··· Material provided ···

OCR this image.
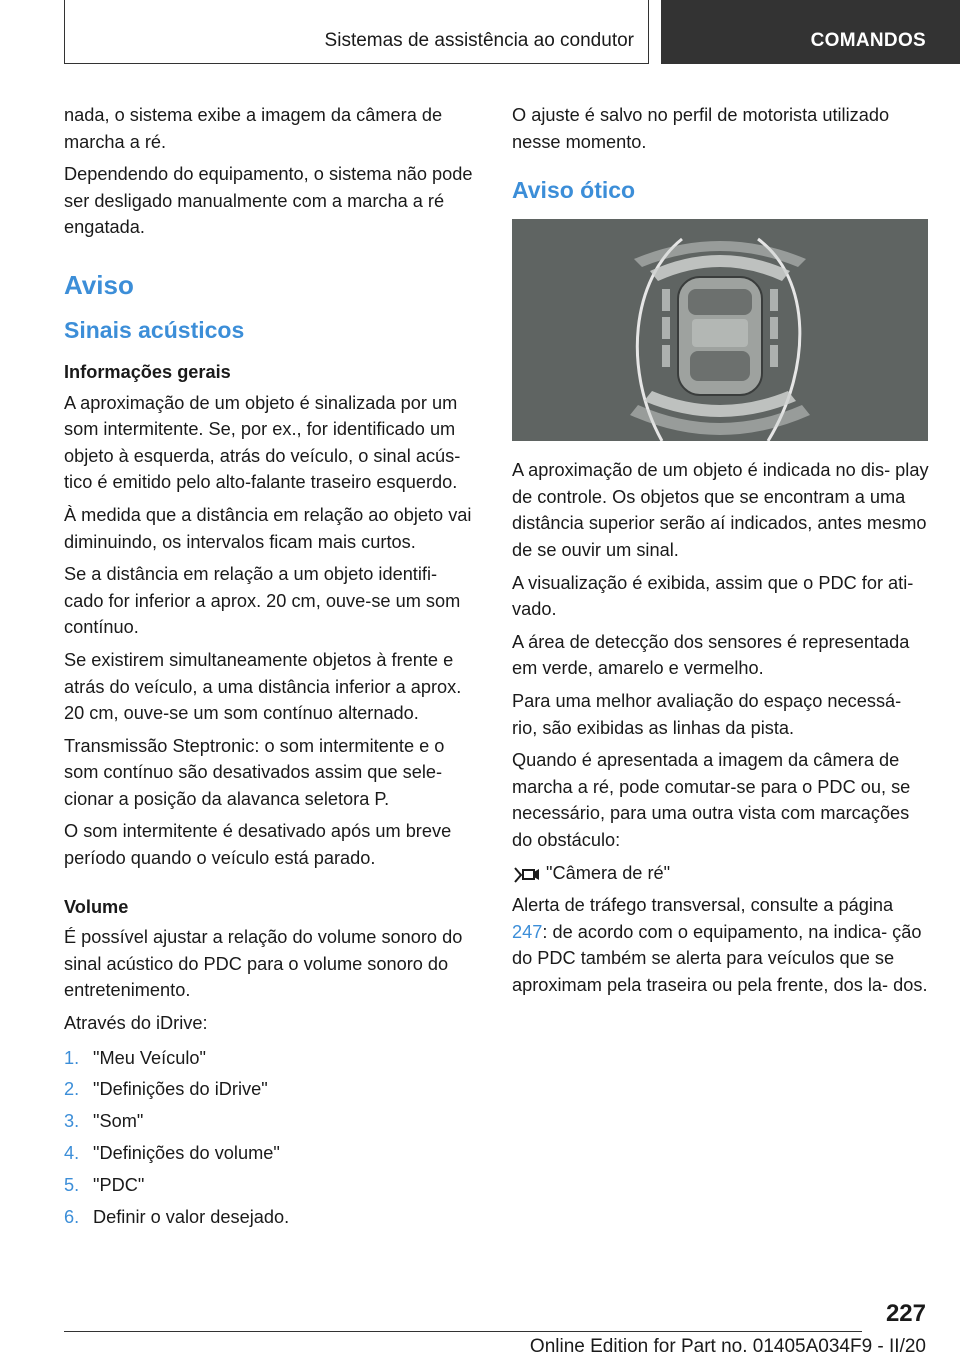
Sistemas de assistência ao condutor	COMANDOS

nada, o sistema exibe a imagem da câmera de marcha a ré.

Dependendo do equipamento, o sistema não pode ser desligado manualmente com a marcha a ré engatada.

Aviso
Sinais acústicos
Informações gerais

A aproximação de um objeto é sinalizada por um som intermitente. Se, por ex., for identificado um objeto à esquerda, atrás do veículo, o sinal acús- tico é emitido pelo alto-falante traseiro esquerdo.

À medida que a distância em relação ao objeto vai diminuindo, os intervalos ficam mais curtos.

Se a distância em relação a um objeto identifi- cado for inferior a aprox. 20 cm, ouve-se um som contínuo.

Se existirem simultaneamente objetos à frente e atrás do veículo, a uma distância inferior a aprox. 20 cm, ouve-se um som contínuo alternado.

Transmissão Steptronic: o som intermitente e o som contínuo são desativados assim que sele- cionar a posição da alavanca seletora P.

O som intermitente é desativado após um breve período quando o veículo está parado.

Volume

É possível ajustar a relação do volume sonoro do sinal acústico do PDC para o volume sonoro do entretenimento.

Através do iDrive:

1. "Meu Veículo"
2. "Definições do iDrive"
3. "Som"
4. "Definições do volume"
5. "PDC"
6. Definir o valor desejado.

O ajuste é salvo no perfil de motorista utilizado nesse momento.

Aviso ótico

A aproximação de um objeto é indicada no dis- play de controle. Os objetos que se encontram a uma distância superior serão aí indicados, antes mesmo de se ouvir um sinal.

A visualização é exibida, assim que o PDC for ati- vado.

A área de detecção dos sensores é representada em verde, amarelo e vermelho.

Para uma melhor avaliação do espaço necessá- rio, são exibidas as linhas da pista.

Quando é apresentada a imagem da câmera de marcha a ré, pode comutar-se para o PDC ou, se necessário, para uma outra vista com marcações do obstáculo:

"Câmera de ré"

Alerta de tráfego transversal, consulte a página 247: de acordo com o equipamento, na indica- ção do PDC também se alerta para veículos que se aproximam pela traseira ou pela frente, dos la- dos.

227
Online Edition for Part no. 01405A034F9 - II/20
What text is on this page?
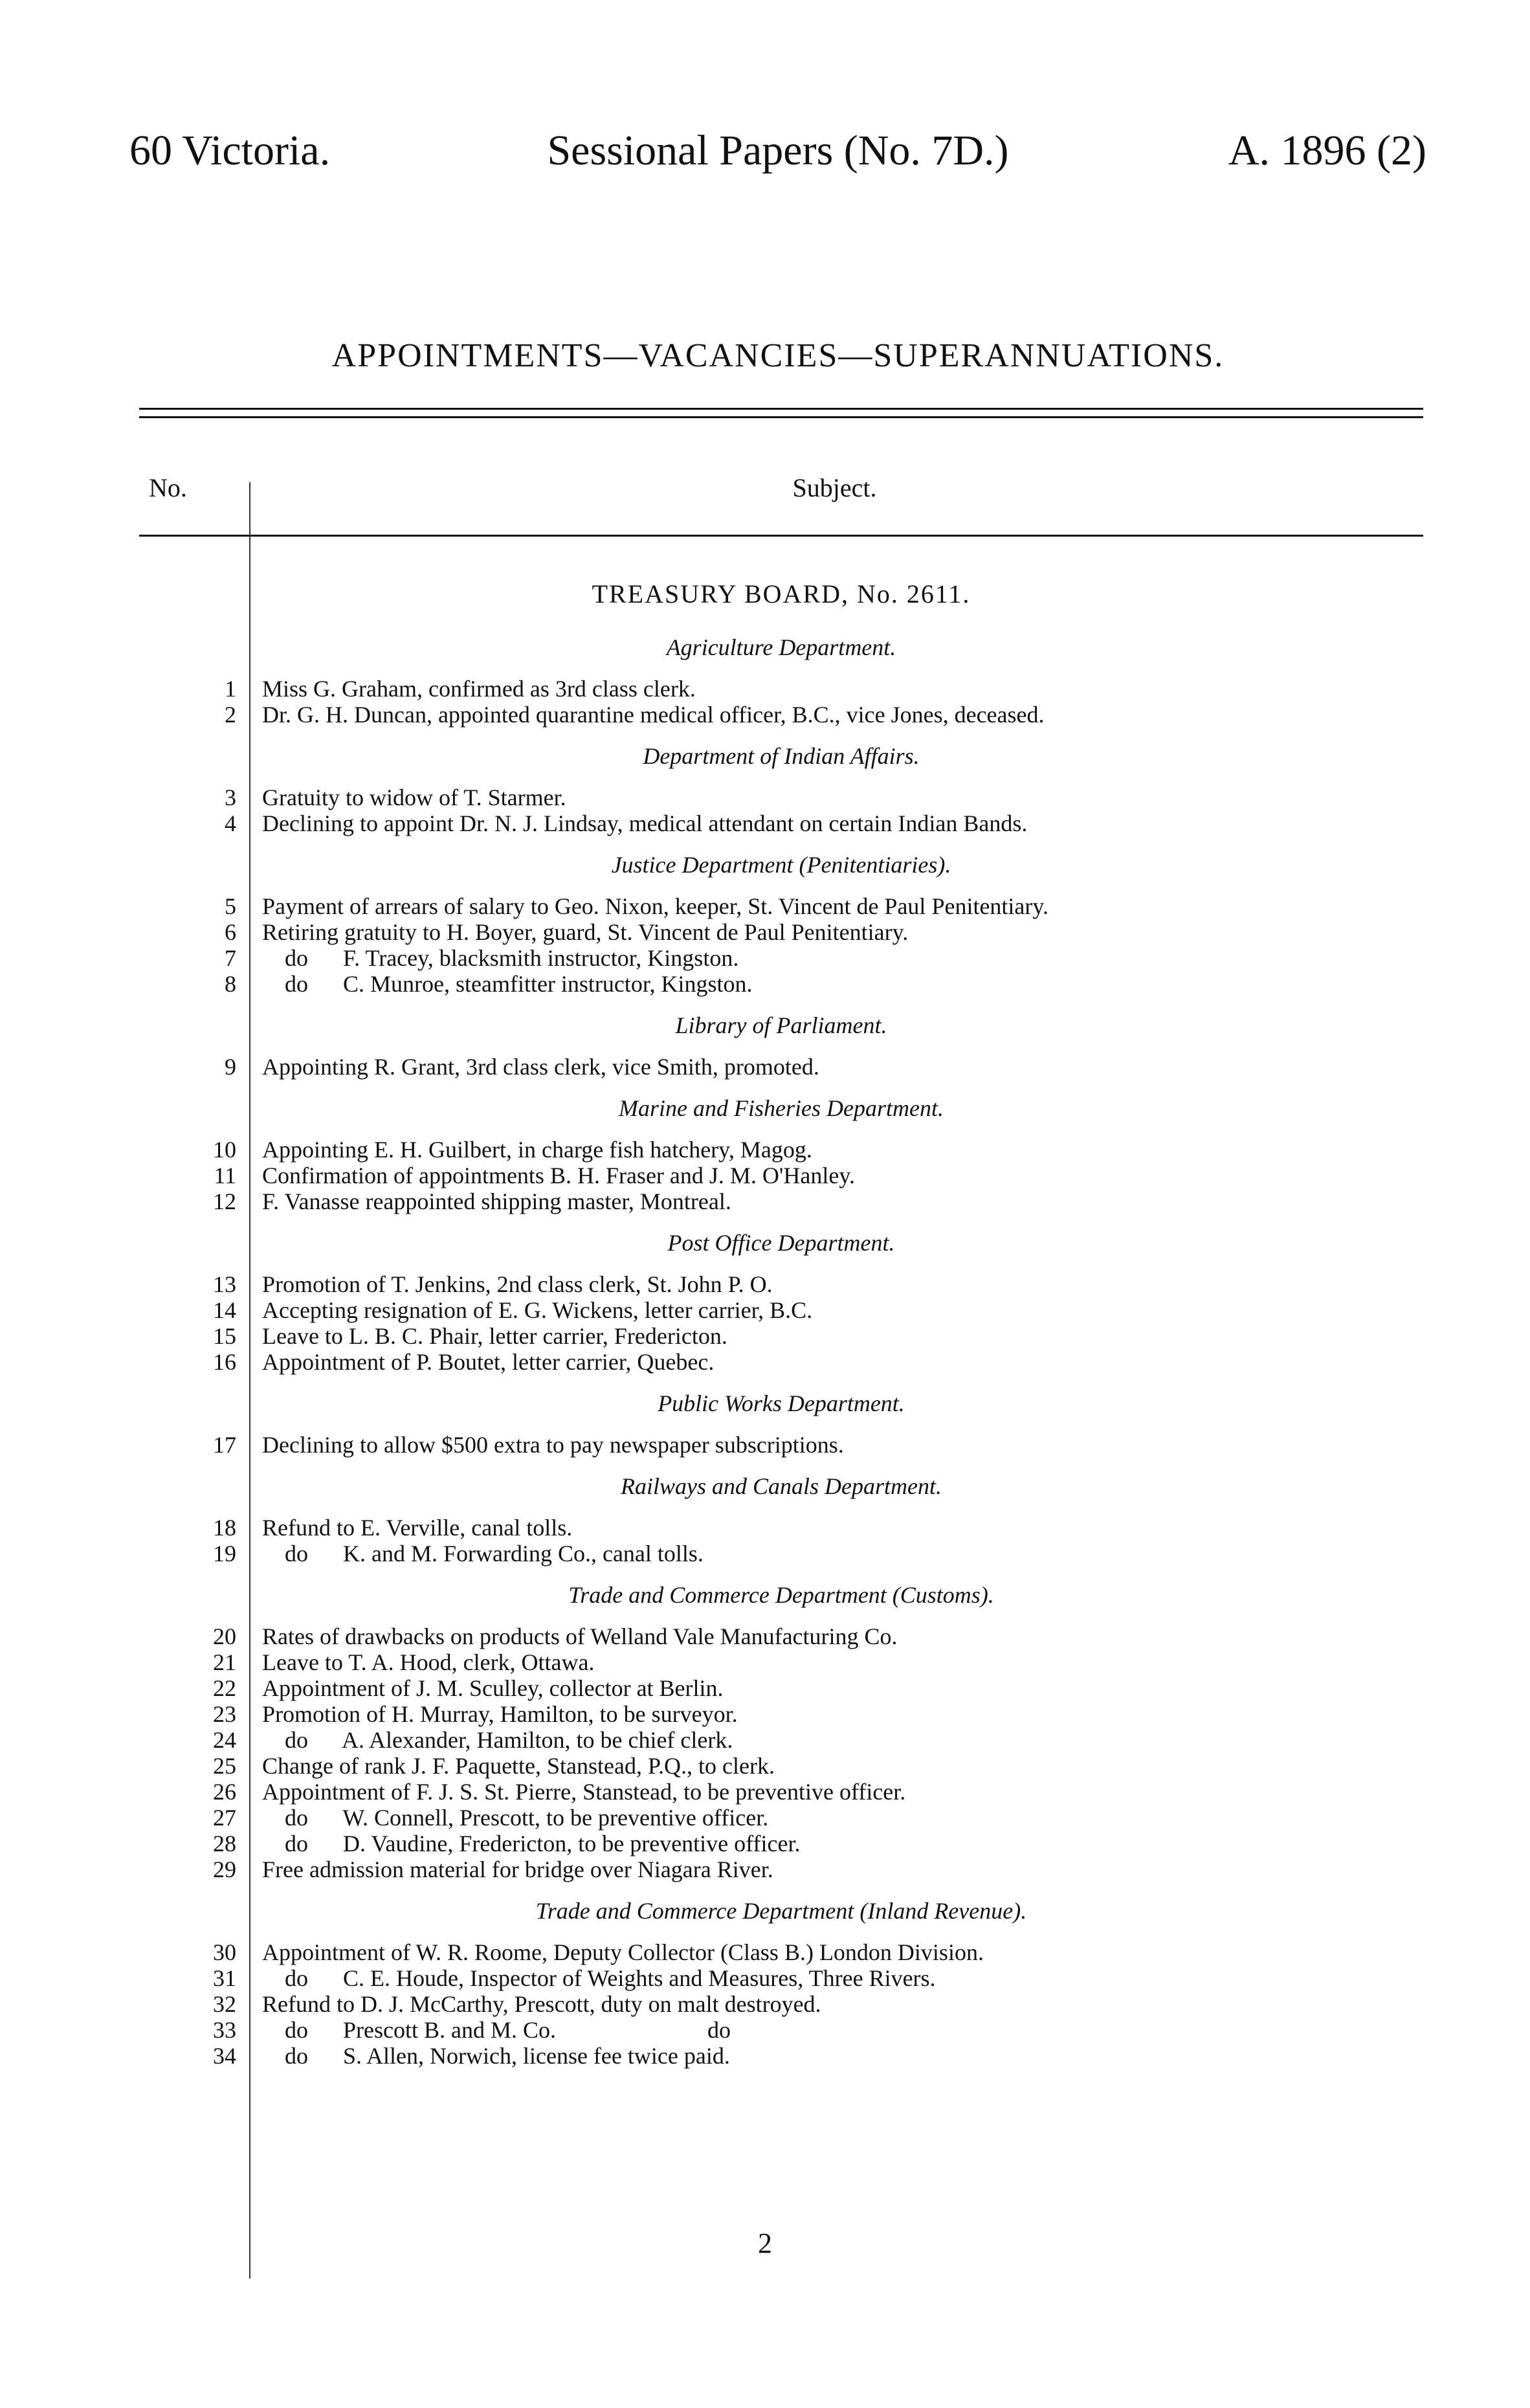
60 Victoria.	Sessional Papers (No. 7D.)	A. 1896 (2)
APPOINTMENTS—VACANCIES—SUPERANNUATIONS.
No.	Subject.
TREASURY BOARD, No. 2611.
Agriculture Department.
1 Miss G. Graham, confirmed as 3rd class clerk.
2 Dr. G. H. Duncan, appointed quarantine medical officer, B.C., vice Jones, deceased.
Department of Indian Affairs.
3 Gratuity to widow of T. Starmer.
4 Declining to appoint Dr. N. J. Lindsay, medical attendant on certain Indian Bands.
Justice Department (Penitentiaries).
5 Payment of arrears of salary to Geo. Nixon, keeper, St. Vincent de Paul Penitentiary.
6 Retiring gratuity to H. Boyer, guard, St. Vincent de Paul Penitentiary.
7 do      F. Tracey, blacksmith instructor, Kingston.
8 do      C. Munroe, steamfitter instructor, Kingston.
Library of Parliament.
9 Appointing R. Grant, 3rd class clerk, vice Smith, promoted.
Marine and Fisheries Department.
10 Appointing E. H. Guilbert, in charge fish hatchery, Magog.
11 Confirmation of appointments B. H. Fraser and J. M. O'Hanley.
12 F. Vanasse reappointed shipping master, Montreal.
Post Office Department.
13 Promotion of T. Jenkins, 2nd class clerk, St. John P. O.
14 Accepting resignation of E. G. Wickens, letter carrier, B.C.
15 Leave to L. B. C. Phair, letter carrier, Fredericton.
16 Appointment of P. Boutet, letter carrier, Quebec.
Public Works Department.
17 Declining to allow $500 extra to pay newspaper subscriptions.
Railways and Canals Department.
18 Refund to E. Verville, canal tolls.
19 do      K. and M. Forwarding Co., canal tolls.
Trade and Commerce Department (Customs).
20 Rates of drawbacks on products of Welland Vale Manufacturing Co.
21 Leave to T. A. Hood, clerk, Ottawa.
22 Appointment of J. M. Sculley, collector at Berlin.
23 Promotion of H. Murray, Hamilton, to be surveyor.
24 do      A. Alexander, Hamilton, to be chief clerk.
25 Change of rank J. F. Paquette, Stanstead, P.Q., to clerk.
26 Appointment of F. J. S. St. Pierre, Stanstead, to be preventive officer.
27 do      W. Connell, Prescott, to be preventive officer.
28 do      D. Vaudine, Fredericton, to be preventive officer.
29 Free admission material for bridge over Niagara River.
Trade and Commerce Department (Inland Revenue).
30 Appointment of W. R. Roome, Deputy Collector (Class B.) London Division.
31 do      C. E. Houde, Inspector of Weights and Measures, Three Rivers.
32 Refund to D. J. McCarthy, Prescott, duty on malt destroyed.
33 do      Prescott B. and M. Co.                          do
34 do      S. Allen, Norwich, license fee twice paid.
2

···

Do this -> All of the lines above should be retyped precisely, apart from the pictures.

Result ->
OCR this image.
Sistemas de assistência ao condutor	COMANDOS

nada, o sistema exibe a imagem da câmera de marcha a ré.

Dependendo do equipamento, o sistema não pode ser desligado manualmente com a marcha a ré engatada.

Aviso
Sinais acústicos
Informações gerais

A aproximação de um objeto é sinalizada por um som intermitente. Se, por ex., for identificado um objeto à esquerda, atrás do veículo, o sinal acús- tico é emitido pelo alto-falante traseiro esquerdo.

À medida que a distância em relação ao objeto vai diminuindo, os intervalos ficam mais curtos.

Se a distância em relação a um objeto identifi- cado for inferior a aprox. 20 cm, ouve-se um som contínuo.

Se existirem simultaneamente objetos à frente e atrás do veículo, a uma distância inferior a aprox. 20 cm, ouve-se um som contínuo alternado.

Transmissão Steptronic: o som intermitente e o som contínuo são desativados assim que sele- cionar a posição da alavanca seletora P.

O som intermitente é desativado após um breve período quando o veículo está parado.

Volume

É possível ajustar a relação do volume sonoro do sinal acústico do PDC para o volume sonoro do entretenimento.

Através do iDrive:

1. "Meu Veículo"
2. "Definições do iDrive"
3. "Som"
4. "Definições do volume"
5. "PDC"
6. Definir o valor desejado.

O ajuste é salvo no perfil de motorista utilizado nesse momento.

Aviso ótico

A aproximação de um objeto é indicada no dis- play de controle. Os objetos que se encontram a uma distância superior serão aí indicados, antes mesmo de se ouvir um sinal.

A visualização é exibida, assim que o PDC for ati- vado.

A área de detecção dos sensores é representada em verde, amarelo e vermelho.

Para uma melhor avaliação do espaço necessá- rio, são exibidas as linhas da pista.

Quando é apresentada a imagem da câmera de marcha a ré, pode comutar-se para o PDC ou, se necessário, para uma outra vista com marcações do obstáculo:

"Câmera de ré"

Alerta de tráfego transversal, consulte a página 247: de acordo com o equipamento, na indica- ção do PDC também se alerta para veículos que se aproximam pela traseira ou pela frente, dos la- dos.

227
Online Edition for Part no. 01405A034F9 - II/20
What text is on this page?
60 Victoria.	Sessional Papers (No. 7D.)	A. 1896 (2)
APPOINTMENTS—VACANCIES—SUPERANNUATIONS.
No.	Subject.
TREASURY BOARD, No. 2611.
Agriculture Department.
1 Miss G. Graham, confirmed as 3rd class clerk.
2 Dr. G. H. Duncan, appointed quarantine medical officer, B.C., vice Jones, deceased.
Department of Indian Affairs.
3 Gratuity to widow of T. Starmer.
4 Declining to appoint Dr. N. J. Lindsay, medical attendant on certain Indian Bands.
Justice Department (Penitentiaries).
5 Payment of arrears of salary to Geo. Nixon, keeper, St. Vincent de Paul Penitentiary.
6 Retiring gratuity to H. Boyer, guard, St. Vincent de Paul Penitentiary.
7 do      F. Tracey, blacksmith instructor, Kingston.
8 do      C. Munroe, steamfitter instructor, Kingston.
Library of Parliament.
9 Appointing R. Grant, 3rd class clerk, vice Smith, promoted.
Marine and Fisheries Department.
10 Appointing E. H. Guilbert, in charge fish hatchery, Magog.
11 Confirmation of appointments B. H. Fraser and J. M. O'Hanley.
12 F. Vanasse reappointed shipping master, Montreal.
Post Office Department.
13 Promotion of T. Jenkins, 2nd class clerk, St. John P. O.
14 Accepting resignation of E. G. Wickens, letter carrier, B.C.
15 Leave to L. B. C. Phair, letter carrier, Fredericton.
16 Appointment of P. Boutet, letter carrier, Quebec.
Public Works Department.
17 Declining to allow $500 extra to pay newspaper subscriptions.
Railways and Canals Department.
18 Refund to E. Verville, canal tolls.
19 do      K. and M. Forwarding Co., canal tolls.
Trade and Commerce Department (Customs).
20 Rates of drawbacks on products of Welland Vale Manufacturing Co.
21 Leave to T. A. Hood, clerk, Ottawa.
22 Appointment of J. M. Sculley, collector at Berlin.
23 Promotion of H. Murray, Hamilton, to be surveyor.
24 do      A. Alexander, Hamilton, to be chief clerk.
25 Change of rank J. F. Paquette, Stanstead, P.Q., to clerk.
26 Appointment of F. J. S. St. Pierre, Stanstead, to be preventive officer.
27 do      W. Connell, Prescott, to be preventive officer.
28 do      D. Vaudine, Fredericton, to be preventive officer.
29 Free admission material for bridge over Niagara River.
Trade and Commerce Department (Inland Revenue).
30 Appointment of W. R. Roome, Deputy Collector (Class B.) London Division.
31 do      C. E. Houde, Inspector of Weights and Measures, Three Rivers.
32 Refund to D. J. McCarthy, Prescott, duty on malt destroyed.
33 do      Prescott B. and M. Co.                          do
34 do      S. Allen, Norwich, license fee twice paid.
2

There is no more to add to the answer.